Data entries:
────

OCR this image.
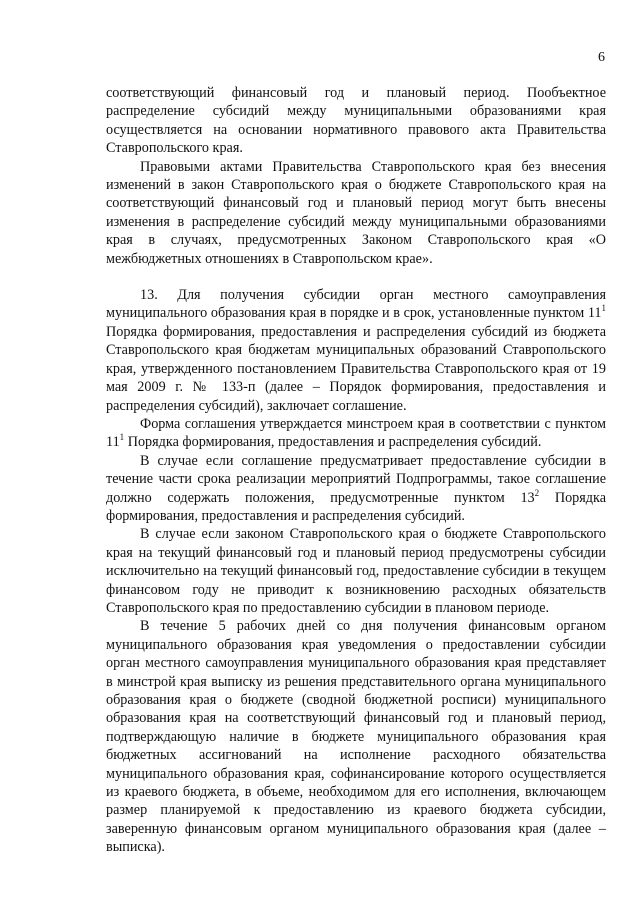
6

соответствующий финансовый год и плановый период. Пообъектное распределение субсидий между муниципальными образованиями края осуществляется на основании нормативного правового акта Правительства Ставропольского края.

Правовыми актами Правительства Ставропольского края без внесения изменений в закон Ставропольского края о бюджете Ставропольского края на соответствующий финансовый год и плановый период могут быть внесены изменения в распределение субсидий между муниципальными образованиями края в случаях, предусмотренных Законом Ставропольского края «О межбюджетных отношениях в Ставропольском крае».

13. Для получения субсидии орган местного самоуправления муниципального образования края в порядке и в срок, установленные пунктом $11^1$ Порядка формирования, предоставления и распределения субсидий из бюджета Ставропольского края бюджетам муниципальных образований Ставропольского края, утвержденного постановлением Правительства Ставропольского края от 19 мая 2009 г. № 133-п (далее – Порядок формирования, предоставления и распределения субсидий), заключает соглашение.

Форма соглашения утверждается минстроем края в соответствии с пунктом $11^1$ Порядка формирования, предоставления и распределения субсидий.

В случае если соглашение предусматривает предоставление субсидии в течение части срока реализации мероприятий Подпрограммы, такое соглашение должно содержать положения, предусмотренные пунктом $13^2$ Порядка формирования, предоставления и распределения субсидий.

В случае если законом Ставропольского края о бюджете Ставропольского края на текущий финансовый год и плановый период предусмотрены субсидии исключительно на текущий финансовый год, предоставление субсидии в текущем финансовом году не приводит к возникновению расходных обязательств Ставропольского края по предоставлению субсидии в плановом периоде.

В течение 5 рабочих дней со дня получения финансовым органом муниципального образования края уведомления о предоставлении субсидии орган местного самоуправления муниципального образования края представляет в минстрой края выписку из решения представительного органа муниципального образования края о бюджете (сводной бюджетной росписи) муниципального образования края на соответствующий финансовый год и плановый период, подтверждающую наличие в бюджете муниципального образования края бюджетных ассигнований на исполнение расходного обязательства муниципального образования края, софинансирование которого осуществляется из краевого бюджета, в объеме, необходимом для его исполнения, включающем размер планируемой к предоставлению из краевого бюджета субсидии, заверенную финансовым органом муниципального образования края (далее – выписка).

────

■ Goal
Using the entries above, return each line in which the word "Ставропольского" occurs.

■ Response to the exercise
соответствующий финансовый год и плановый период. Пообъектное распределение субсидий между муниципальными образованиями края осуществляется на основании нормативного правового акта Правительства Ставропольского края.
Правовыми актами Правительства Ставропольского края без внесения изменений в закон Ставропольского края о бюджете Ставропольского края на соответствующий финансовый год и плановый период могут быть внесены изменения в распределение субсидий между муниципальными образованиями края в случаях, предусмотренных Законом Ставропольского края «О межбюджетных отношениях в Ставропольском крае».
13. Для получения субсидии орган местного самоуправления муниципального образования края в порядке и в срок, установленные пунктом $11^1$ Порядка формирования, предоставления и распределения субсидий из бюджета Ставропольского края бюджетам муниципальных образований Ставропольского края, утвержденного постановлением Правительства Ставропольского края от 19 мая 2009 г. № 133-п (далее – Порядок формирования, предоставления и распределения субсидий), заключает соглашение.
В случае если законом Ставропольского края о бюджете Ставропольского края на текущий финансовый год и плановый период предусмотрены субсидии исключительно на текущий финансовый год, предоставление субсидии в текущем финансовом году не приводит к возникновению расходных обязательств Ставропольского края по предоставлению субсидии в плановом периоде.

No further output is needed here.